Entries supplied —
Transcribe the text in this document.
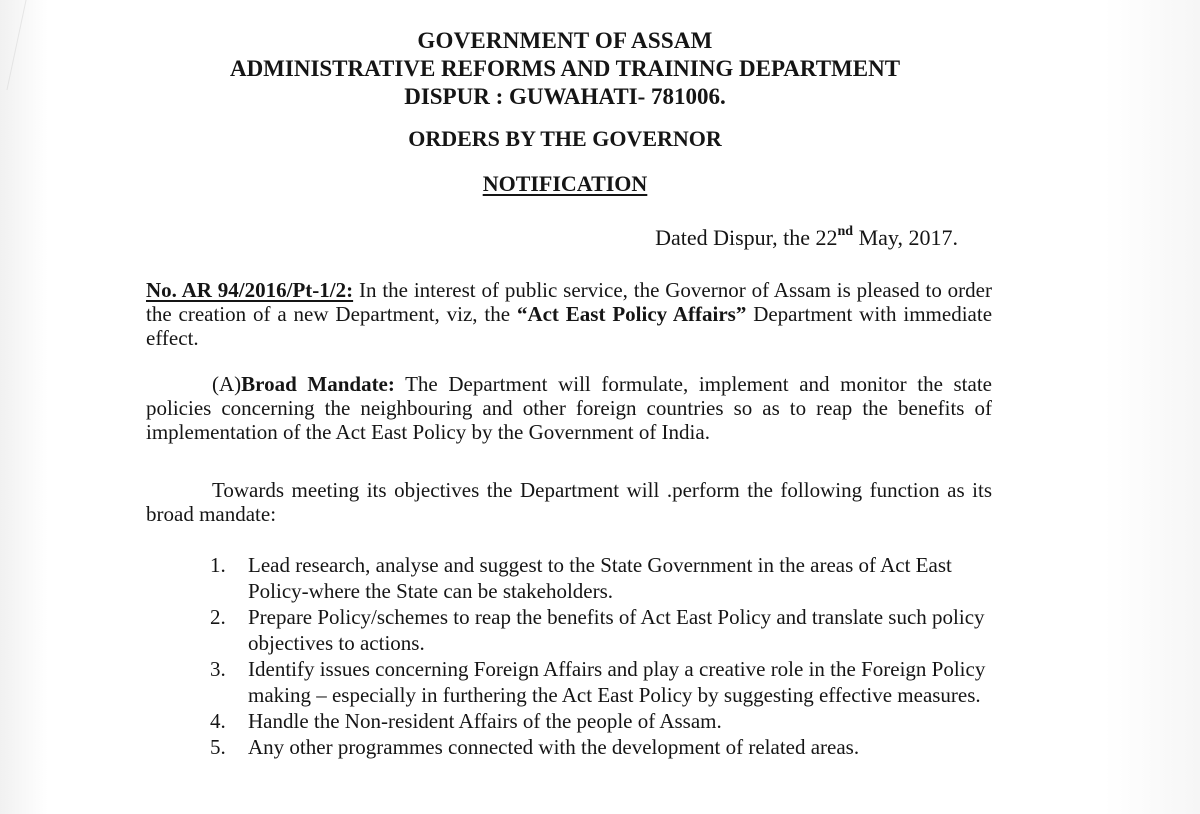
GOVERNMENT OF ASSAM
ADMINISTRATIVE REFORMS AND TRAINING DEPARTMENT
DISPUR : GUWAHATI- 781006.
ORDERS BY THE GOVERNOR
NOTIFICATION
Dated Dispur, the 22nd May, 2017.
No. AR 94/2016/Pt-1/2: In the interest of public service, the Governor of Assam is pleased to order the creation of a new Department, viz, the “Act East Policy Affairs” Department with immediate effect.
(A)Broad Mandate: The Department will formulate, implement and monitor the state policies concerning the neighbouring and other foreign countries so as to reap the benefits of implementation of the Act East Policy by the Government of India.
Towards meeting its objectives the Department will .perform the following function as its broad mandate:
1. Lead research, analyse and suggest to the State Government in the areas of Act East Policy-where the State can be stakeholders.
2. Prepare Policy/schemes to reap the benefits of Act East Policy and translate such policy objectives to actions.
3. Identify issues concerning Foreign Affairs and play a creative role in the Foreign Policy making – especially in furthering the Act East Policy by suggesting effective measures.
4. Handle the Non-resident Affairs of the people of Assam.
5. Any other programmes connected with the development of related areas.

Exercise objective — List every line above that contains the word "will".

Answer to the task —
(A)Broad Mandate: The Department will formulate, implement and monitor the state policies concerning the neighbouring and other foreign countries so as to reap the benefits of implementation of the Act East Policy by the Government of India.
Towards meeting its objectives the Department will .perform the following function as its broad mandate:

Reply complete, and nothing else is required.